## Material to process
★ ★ ★ ★

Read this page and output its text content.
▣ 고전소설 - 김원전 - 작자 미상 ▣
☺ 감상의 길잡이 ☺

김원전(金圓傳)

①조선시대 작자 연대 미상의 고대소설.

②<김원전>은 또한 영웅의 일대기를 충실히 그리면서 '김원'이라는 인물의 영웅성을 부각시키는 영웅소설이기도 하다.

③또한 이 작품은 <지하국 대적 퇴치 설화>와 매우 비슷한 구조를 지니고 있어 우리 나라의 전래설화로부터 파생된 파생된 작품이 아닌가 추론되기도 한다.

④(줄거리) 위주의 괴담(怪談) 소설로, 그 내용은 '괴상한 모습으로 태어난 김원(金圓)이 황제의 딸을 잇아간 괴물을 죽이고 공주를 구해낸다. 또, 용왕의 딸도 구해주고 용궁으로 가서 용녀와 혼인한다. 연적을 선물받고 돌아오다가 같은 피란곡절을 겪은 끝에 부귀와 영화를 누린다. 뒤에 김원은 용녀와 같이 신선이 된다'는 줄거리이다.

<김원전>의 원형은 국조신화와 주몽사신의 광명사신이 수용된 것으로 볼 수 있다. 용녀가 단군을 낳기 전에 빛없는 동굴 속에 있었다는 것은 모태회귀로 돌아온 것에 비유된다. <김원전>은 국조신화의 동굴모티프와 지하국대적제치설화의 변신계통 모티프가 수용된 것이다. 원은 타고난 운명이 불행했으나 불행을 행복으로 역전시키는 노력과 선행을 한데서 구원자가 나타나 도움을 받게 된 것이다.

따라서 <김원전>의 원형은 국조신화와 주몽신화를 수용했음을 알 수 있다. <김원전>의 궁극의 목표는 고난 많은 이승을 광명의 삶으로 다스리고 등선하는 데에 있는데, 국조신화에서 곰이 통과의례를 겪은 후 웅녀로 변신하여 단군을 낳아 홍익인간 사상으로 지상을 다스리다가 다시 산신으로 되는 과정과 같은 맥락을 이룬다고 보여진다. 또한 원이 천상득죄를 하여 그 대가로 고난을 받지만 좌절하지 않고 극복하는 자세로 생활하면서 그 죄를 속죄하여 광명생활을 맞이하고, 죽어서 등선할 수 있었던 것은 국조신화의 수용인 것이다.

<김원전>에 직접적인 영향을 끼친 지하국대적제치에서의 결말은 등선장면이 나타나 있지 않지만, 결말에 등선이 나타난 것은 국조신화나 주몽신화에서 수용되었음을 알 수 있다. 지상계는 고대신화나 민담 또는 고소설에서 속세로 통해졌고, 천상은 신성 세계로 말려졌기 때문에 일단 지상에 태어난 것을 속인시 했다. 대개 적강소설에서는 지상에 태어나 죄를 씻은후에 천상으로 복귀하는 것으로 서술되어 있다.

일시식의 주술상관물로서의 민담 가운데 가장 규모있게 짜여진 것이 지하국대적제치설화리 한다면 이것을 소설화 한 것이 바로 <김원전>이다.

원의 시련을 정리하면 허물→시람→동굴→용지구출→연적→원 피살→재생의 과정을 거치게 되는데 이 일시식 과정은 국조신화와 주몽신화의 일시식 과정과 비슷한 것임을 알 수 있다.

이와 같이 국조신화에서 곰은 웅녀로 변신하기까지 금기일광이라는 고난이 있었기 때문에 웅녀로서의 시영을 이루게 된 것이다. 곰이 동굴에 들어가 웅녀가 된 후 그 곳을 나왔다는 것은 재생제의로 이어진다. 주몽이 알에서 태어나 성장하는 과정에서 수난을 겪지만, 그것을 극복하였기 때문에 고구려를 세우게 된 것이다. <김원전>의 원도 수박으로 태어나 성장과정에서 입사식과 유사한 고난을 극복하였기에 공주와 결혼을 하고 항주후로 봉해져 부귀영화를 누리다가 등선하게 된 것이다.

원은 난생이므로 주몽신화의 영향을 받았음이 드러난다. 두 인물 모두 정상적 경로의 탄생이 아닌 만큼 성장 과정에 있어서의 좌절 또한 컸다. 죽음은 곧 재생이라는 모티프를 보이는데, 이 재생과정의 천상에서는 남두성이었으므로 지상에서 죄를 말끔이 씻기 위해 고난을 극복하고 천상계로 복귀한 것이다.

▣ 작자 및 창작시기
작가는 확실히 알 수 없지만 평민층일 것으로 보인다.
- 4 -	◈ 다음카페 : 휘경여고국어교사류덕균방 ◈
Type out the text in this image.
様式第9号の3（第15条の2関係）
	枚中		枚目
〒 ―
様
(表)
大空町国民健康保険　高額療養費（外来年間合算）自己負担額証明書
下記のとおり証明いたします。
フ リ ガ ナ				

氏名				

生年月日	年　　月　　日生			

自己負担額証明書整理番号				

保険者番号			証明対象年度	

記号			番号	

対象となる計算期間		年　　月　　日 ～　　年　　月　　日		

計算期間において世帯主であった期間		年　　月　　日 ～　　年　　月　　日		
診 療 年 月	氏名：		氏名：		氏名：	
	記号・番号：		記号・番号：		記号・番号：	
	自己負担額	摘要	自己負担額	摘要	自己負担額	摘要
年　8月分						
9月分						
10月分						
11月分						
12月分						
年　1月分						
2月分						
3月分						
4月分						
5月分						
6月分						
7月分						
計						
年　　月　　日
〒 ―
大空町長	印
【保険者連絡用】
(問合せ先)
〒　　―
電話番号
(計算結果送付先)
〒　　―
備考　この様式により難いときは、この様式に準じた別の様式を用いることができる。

★ ★ ★ ★

## What to work on
Scan the listing above and copy all lines containing the word "국조신화와".

## Response below
<김원전>의 원형은 국조신화와 주몽사신의 광명사신이 수용된 것으로 볼 수 있다. 용녀가 단군을 낳기 전에 빛없는 동굴 속에 있었다는 것은 모태회귀로 돌아온 것에 비유된다. <김원전>은 국조신화의 동굴모티프와 지하국대적제치설화의 변신계통 모티프가 수용된 것이다. 원은 타고난 운명이 불행했으나 불행을 행복으로 역전시키는 노력과 선행을 한데서 구원자가 나타나 도움을 받게 된 것이다.
따라서 <김원전>의 원형은 국조신화와 주몽신화를 수용했음을 알 수 있다. <김원전>의 궁극의 목표는 고난 많은 이승을 광명의 삶으로 다스리고 등선하는 데에 있는데, 국조신화에서 곰이 통과의례를 겪은 후 웅녀로 변신하여 단군을 낳아 홍익인간 사상으로 지상을 다스리다가 다시 산신으로 되는 과정과 같은 맥락을 이룬다고 보여진다. 또한 원이 천상득죄를 하여 그 대가로 고난을 받지만 좌절하지 않고 극복하는 자세로 생활하면서 그 죄를 속죄하여 광명생활을 맞이하고, 죽어서 등선할 수 있었던 것은 국조신화의 수용인 것이다.
원의 시련을 정리하면 허물→시람→동굴→용지구출→연적→원 피살→재생의 과정을 거치게 되는데 이 일시식 과정은 국조신화와 주몽신화의 일시식 과정과 비슷한 것임을 알 수 있다.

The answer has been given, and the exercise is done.